Begin Records for the task

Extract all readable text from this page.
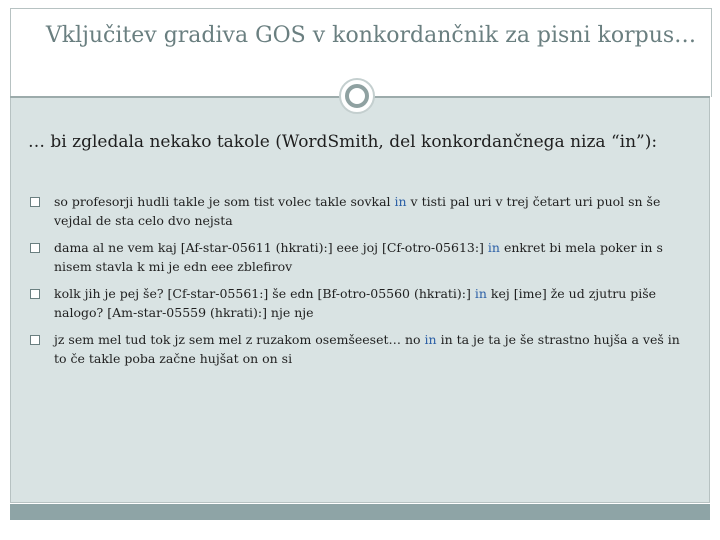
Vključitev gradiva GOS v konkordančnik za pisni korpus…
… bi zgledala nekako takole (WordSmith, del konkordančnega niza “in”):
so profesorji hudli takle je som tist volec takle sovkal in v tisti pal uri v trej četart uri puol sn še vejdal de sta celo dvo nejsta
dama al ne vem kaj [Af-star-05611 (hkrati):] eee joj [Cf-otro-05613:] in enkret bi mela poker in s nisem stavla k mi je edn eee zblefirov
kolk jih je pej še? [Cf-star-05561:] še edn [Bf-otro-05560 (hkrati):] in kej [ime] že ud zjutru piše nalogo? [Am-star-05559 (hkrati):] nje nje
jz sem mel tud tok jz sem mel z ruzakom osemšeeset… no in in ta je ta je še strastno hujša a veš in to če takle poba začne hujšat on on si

End Records for the task
Begin Records for the task

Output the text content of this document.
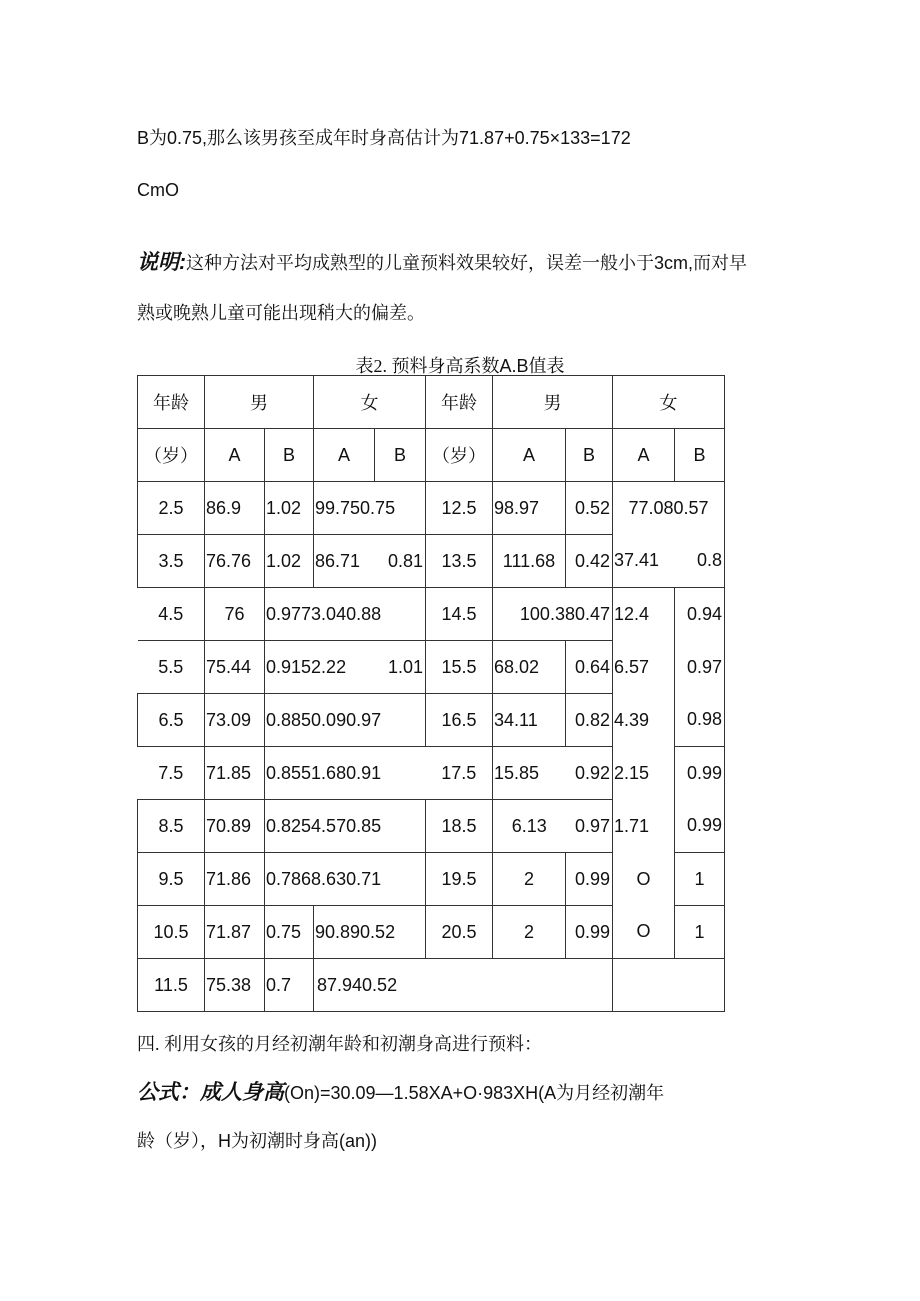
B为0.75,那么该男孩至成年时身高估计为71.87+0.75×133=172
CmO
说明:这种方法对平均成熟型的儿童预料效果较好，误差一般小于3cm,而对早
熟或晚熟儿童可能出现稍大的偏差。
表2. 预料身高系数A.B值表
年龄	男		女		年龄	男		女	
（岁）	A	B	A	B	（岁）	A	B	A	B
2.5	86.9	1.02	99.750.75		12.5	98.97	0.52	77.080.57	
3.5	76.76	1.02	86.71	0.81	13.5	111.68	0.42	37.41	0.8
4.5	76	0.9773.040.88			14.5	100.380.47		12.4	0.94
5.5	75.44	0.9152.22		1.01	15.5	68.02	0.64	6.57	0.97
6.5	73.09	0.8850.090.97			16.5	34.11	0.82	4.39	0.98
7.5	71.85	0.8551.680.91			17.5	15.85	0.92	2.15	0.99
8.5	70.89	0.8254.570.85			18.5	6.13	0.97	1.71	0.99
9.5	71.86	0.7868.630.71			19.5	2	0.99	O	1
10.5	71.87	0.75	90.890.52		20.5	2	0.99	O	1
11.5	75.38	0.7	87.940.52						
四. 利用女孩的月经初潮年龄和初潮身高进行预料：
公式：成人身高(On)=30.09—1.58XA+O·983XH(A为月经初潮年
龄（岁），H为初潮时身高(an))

End Records for the task

Description of the task
Copy each line of the data that contains the word "star".

Exercise solution
dama al ne vem kaj [Af-star-05611 (hkrati):] eee joj [Cf-otro-05613:] in enkret bi mela poker in s nisem stavla k mi je edn eee zblefirov
kolk jih je pej še? [Cf-star-05561:] še edn [Bf-otro-05560 (hkrati):] in kej [ime] že ud zjutru piše nalogo? [Am-star-05559 (hkrati):] nje nje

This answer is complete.